[Stored data entries]

● ● ● ●

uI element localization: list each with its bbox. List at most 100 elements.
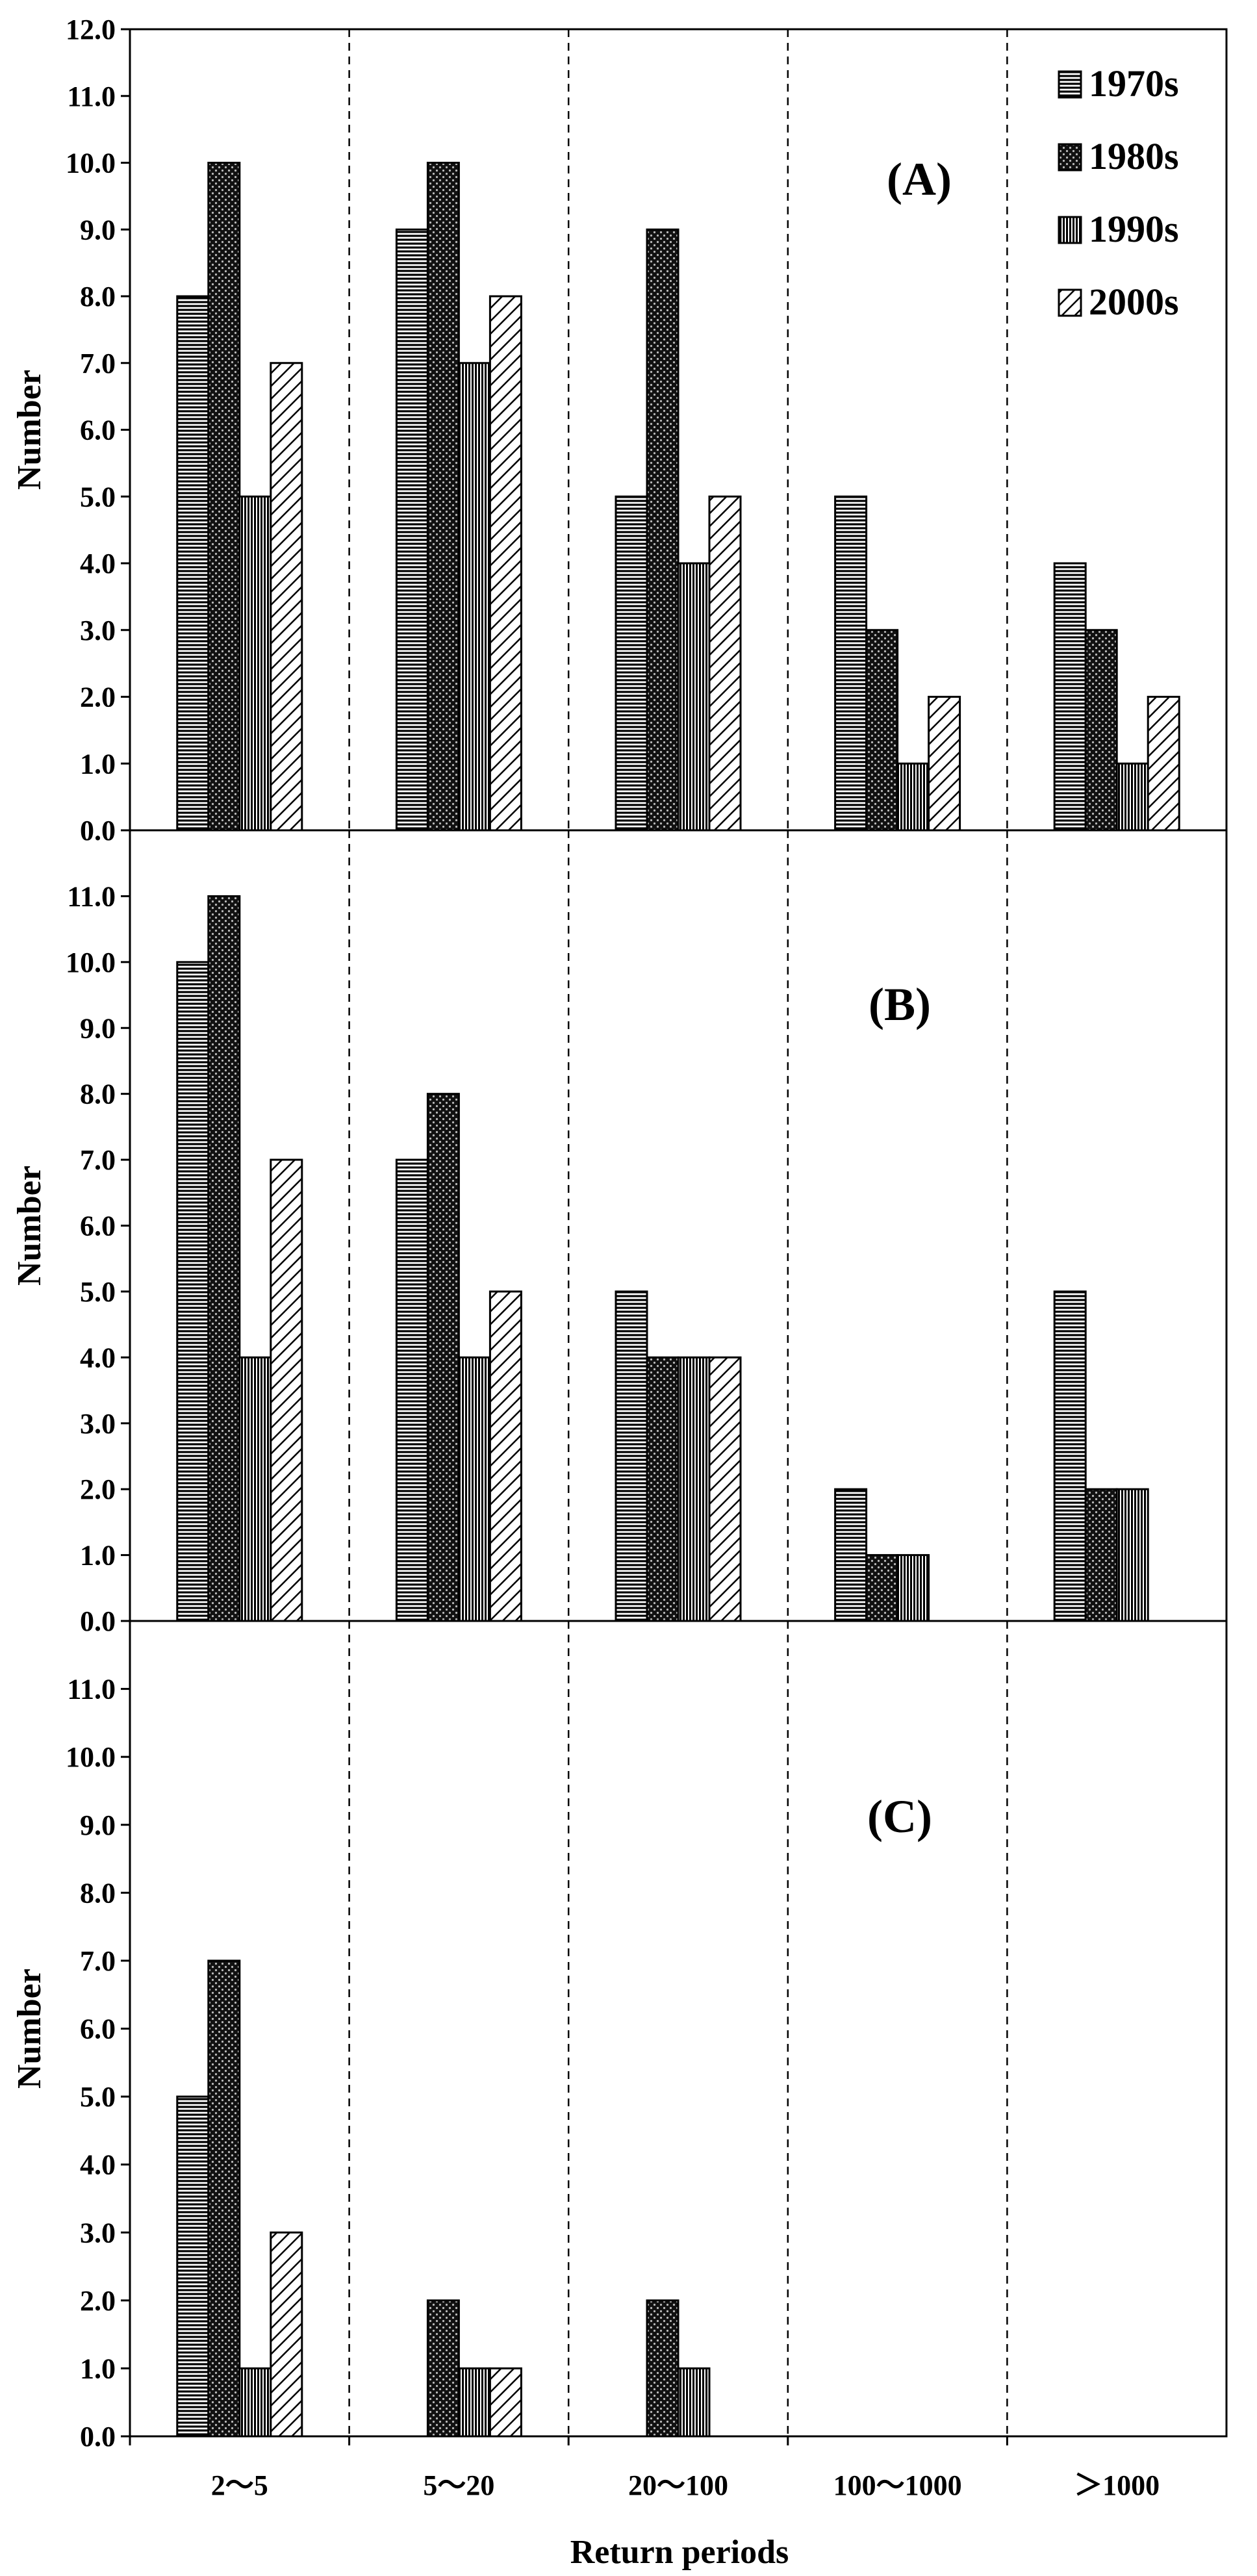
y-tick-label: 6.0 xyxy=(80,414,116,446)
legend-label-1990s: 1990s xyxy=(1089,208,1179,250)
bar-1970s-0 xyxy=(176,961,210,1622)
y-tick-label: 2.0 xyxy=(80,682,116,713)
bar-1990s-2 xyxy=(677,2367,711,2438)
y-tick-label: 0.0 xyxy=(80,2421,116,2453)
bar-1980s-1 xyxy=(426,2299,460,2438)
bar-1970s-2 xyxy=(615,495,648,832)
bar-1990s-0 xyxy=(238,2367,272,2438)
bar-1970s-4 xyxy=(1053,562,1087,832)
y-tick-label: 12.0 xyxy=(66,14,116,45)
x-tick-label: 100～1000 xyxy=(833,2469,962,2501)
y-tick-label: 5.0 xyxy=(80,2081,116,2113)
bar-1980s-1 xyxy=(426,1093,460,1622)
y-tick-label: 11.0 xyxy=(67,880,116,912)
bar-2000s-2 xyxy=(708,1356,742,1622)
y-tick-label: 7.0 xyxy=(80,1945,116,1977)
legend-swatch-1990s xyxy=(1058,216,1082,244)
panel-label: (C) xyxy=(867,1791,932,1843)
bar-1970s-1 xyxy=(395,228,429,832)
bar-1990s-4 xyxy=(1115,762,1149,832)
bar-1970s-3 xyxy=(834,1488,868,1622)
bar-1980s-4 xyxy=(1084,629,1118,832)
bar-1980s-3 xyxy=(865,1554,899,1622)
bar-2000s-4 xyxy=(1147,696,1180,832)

● ● ● ●

◆ **AIM**
Reproduce every one of the rows above verbatim, line by line, omitting the pictures from your answer.

◆ **FULL OUTPUT**
uI element localization: list each with its bbox. List at most 100 elements.
y-tick-label: 6.0 xyxy=(80,414,116,446)
legend-label-1990s: 1990s xyxy=(1089,208,1179,250)
bar-1970s-0 xyxy=(176,961,210,1622)
y-tick-label: 2.0 xyxy=(80,682,116,713)
bar-1990s-2 xyxy=(677,2367,711,2438)
y-tick-label: 0.0 xyxy=(80,2421,116,2453)
bar-1980s-1 xyxy=(426,2299,460,2438)
bar-1970s-2 xyxy=(615,495,648,832)
bar-1990s-0 xyxy=(238,2367,272,2438)
bar-1970s-4 xyxy=(1053,562,1087,832)
y-tick-label: 12.0 xyxy=(66,14,116,45)
x-tick-label: 100～1000 xyxy=(833,2469,962,2501)
y-tick-label: 5.0 xyxy=(80,2081,116,2113)
bar-1980s-1 xyxy=(426,1093,460,1622)
y-tick-label: 11.0 xyxy=(67,880,116,912)
bar-2000s-2 xyxy=(708,1356,742,1622)
y-tick-label: 7.0 xyxy=(80,1945,116,1977)
legend-swatch-1990s xyxy=(1058,216,1082,244)
panel-label: (C) xyxy=(867,1791,932,1843)
bar-1970s-1 xyxy=(395,228,429,832)
bar-1990s-4 xyxy=(1115,762,1149,832)
bar-1970s-3 xyxy=(834,1488,868,1622)
bar-1980s-4 xyxy=(1084,629,1118,832)
bar-1980s-3 xyxy=(865,1554,899,1622)
bar-2000s-4 xyxy=(1147,696,1180,832)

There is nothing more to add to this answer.